Task. Each entry below should be reproduced character for character.

Given data.

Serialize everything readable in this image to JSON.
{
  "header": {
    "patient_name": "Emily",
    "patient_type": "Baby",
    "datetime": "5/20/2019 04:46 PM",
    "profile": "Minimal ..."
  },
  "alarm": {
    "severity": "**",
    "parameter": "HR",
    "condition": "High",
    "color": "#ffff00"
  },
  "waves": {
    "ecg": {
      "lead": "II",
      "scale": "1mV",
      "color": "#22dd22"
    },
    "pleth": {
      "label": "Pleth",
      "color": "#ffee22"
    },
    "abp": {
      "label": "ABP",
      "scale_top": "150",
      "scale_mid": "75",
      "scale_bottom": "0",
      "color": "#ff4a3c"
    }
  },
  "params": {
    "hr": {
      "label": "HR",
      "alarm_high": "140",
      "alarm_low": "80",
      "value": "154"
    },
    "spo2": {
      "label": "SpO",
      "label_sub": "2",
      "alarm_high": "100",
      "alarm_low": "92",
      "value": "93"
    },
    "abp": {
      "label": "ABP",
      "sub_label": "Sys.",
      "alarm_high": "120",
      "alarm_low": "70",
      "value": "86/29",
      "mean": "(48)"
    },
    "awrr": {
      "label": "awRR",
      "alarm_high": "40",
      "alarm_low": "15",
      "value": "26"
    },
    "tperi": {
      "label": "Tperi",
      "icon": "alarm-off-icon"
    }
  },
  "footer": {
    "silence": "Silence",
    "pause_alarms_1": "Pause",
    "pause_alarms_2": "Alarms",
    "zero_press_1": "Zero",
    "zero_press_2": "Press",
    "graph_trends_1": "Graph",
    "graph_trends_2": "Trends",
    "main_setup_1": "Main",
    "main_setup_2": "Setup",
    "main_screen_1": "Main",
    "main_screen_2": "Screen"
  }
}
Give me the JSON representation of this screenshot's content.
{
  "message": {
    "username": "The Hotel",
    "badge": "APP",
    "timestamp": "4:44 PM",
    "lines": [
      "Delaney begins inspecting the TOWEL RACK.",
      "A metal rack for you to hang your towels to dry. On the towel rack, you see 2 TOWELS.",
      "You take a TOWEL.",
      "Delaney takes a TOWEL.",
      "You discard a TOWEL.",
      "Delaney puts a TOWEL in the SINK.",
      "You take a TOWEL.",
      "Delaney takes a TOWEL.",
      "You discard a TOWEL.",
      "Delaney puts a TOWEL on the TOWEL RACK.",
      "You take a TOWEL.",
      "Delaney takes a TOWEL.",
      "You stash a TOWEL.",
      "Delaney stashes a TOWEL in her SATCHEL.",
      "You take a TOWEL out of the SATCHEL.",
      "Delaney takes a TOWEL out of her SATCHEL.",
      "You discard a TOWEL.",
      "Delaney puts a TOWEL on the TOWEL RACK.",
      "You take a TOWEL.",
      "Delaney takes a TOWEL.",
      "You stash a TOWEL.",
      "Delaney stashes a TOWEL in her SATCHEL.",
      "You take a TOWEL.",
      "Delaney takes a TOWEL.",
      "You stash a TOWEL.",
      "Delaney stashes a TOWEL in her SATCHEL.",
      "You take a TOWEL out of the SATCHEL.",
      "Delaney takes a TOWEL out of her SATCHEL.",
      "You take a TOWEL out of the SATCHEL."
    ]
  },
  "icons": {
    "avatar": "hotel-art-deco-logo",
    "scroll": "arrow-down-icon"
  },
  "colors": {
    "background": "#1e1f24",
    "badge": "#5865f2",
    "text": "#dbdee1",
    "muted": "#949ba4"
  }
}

The solution.
Serialize everything readable in this image to JSON.
{
  "header": {
    "patient_name": "Emily",
    "patient_type": "Baby",
    "datetime": "5/20/2019 04:46 PM",
    "profile": "Minimal ..."
  },
  "alarm": {
    "severity": "**",
    "parameter": "HR",
    "condition": "High",
    "color": "#ffff00"
  },
  "waves": {
    "ecg": {
      "lead": "II",
      "scale": "1mV",
      "color": "#22dd22"
    },
    "pleth": {
      "label": "Pleth",
      "color": "#ffee22"
    },
    "abp": {
      "label": "ABP",
      "scale_top": "150",
      "scale_mid": "75",
      "scale_bottom": "0",
      "color": "#ff4a3c"
    }
  },
  "params": {
    "hr": {
      "label": "HR",
      "alarm_high": "140",
      "alarm_low": "80",
      "value": "154"
    },
    "spo2": {
      "label": "SpO",
      "label_sub": "2",
      "alarm_high": "100",
      "alarm_low": "92",
      "value": "93"
    },
    "abp": {
      "label": "ABP",
      "sub_label": "Sys.",
      "alarm_high": "120",
      "alarm_low": "70",
      "value": "86/29",
      "mean": "(48)"
    },
    "awrr": {
      "label": "awRR",
      "alarm_high": "40",
      "alarm_low": "15",
      "value": "26"
    },
    "tperi": {
      "label": "Tperi",
      "icon": "alarm-off-icon"
    }
  },
  "footer": {
    "silence": "Silence",
    "pause_alarms_1": "Pause",
    "pause_alarms_2": "Alarms",
    "zero_press_1": "Zero",
    "zero_press_2": "Press",
    "graph_trends_1": "Graph",
    "graph_trends_2": "Trends",
    "main_setup_1": "Main",
    "main_setup_2": "Setup",
    "main_screen_1": "Main",
    "main_screen_2": "Screen"
  }
}
Give me the JSON representation of this screenshot's content.
{
  "message": {
    "username": "The Hotel",
    "badge": "APP",
    "timestamp": "4:44 PM",
    "lines": [
      "Delaney begins inspecting the TOWEL RACK.",
      "A metal rack for you to hang your towels to dry. On the towel rack, you see 2 TOWELS.",
      "You take a TOWEL.",
      "Delaney takes a TOWEL.",
      "You discard a TOWEL.",
      "Delaney puts a TOWEL in the SINK.",
      "You take a TOWEL.",
      "Delaney takes a TOWEL.",
      "You discard a TOWEL.",
      "Delaney puts a TOWEL on the TOWEL RACK.",
      "You take a TOWEL.",
      "Delaney takes a TOWEL.",
      "You stash a TOWEL.",
      "Delaney stashes a TOWEL in her SATCHEL.",
      "You take a TOWEL out of the SATCHEL.",
      "Delaney takes a TOWEL out of her SATCHEL.",
      "You discard a TOWEL.",
      "Delaney puts a TOWEL on the TOWEL RACK.",
      "You take a TOWEL.",
      "Delaney takes a TOWEL.",
      "You stash a TOWEL.",
      "Delaney stashes a TOWEL in her SATCHEL.",
      "You take a TOWEL.",
      "Delaney takes a TOWEL.",
      "You stash a TOWEL.",
      "Delaney stashes a TOWEL in her SATCHEL.",
      "You take a TOWEL out of the SATCHEL.",
      "Delaney takes a TOWEL out of her SATCHEL.",
      "You take a TOWEL out of the SATCHEL."
    ]
  },
  "icons": {
    "avatar": "hotel-art-deco-logo",
    "scroll": "arrow-down-icon"
  },
  "colors": {
    "background": "#1e1f24",
    "badge": "#5865f2",
    "text": "#dbdee1",
    "muted": "#949ba4"
  }
}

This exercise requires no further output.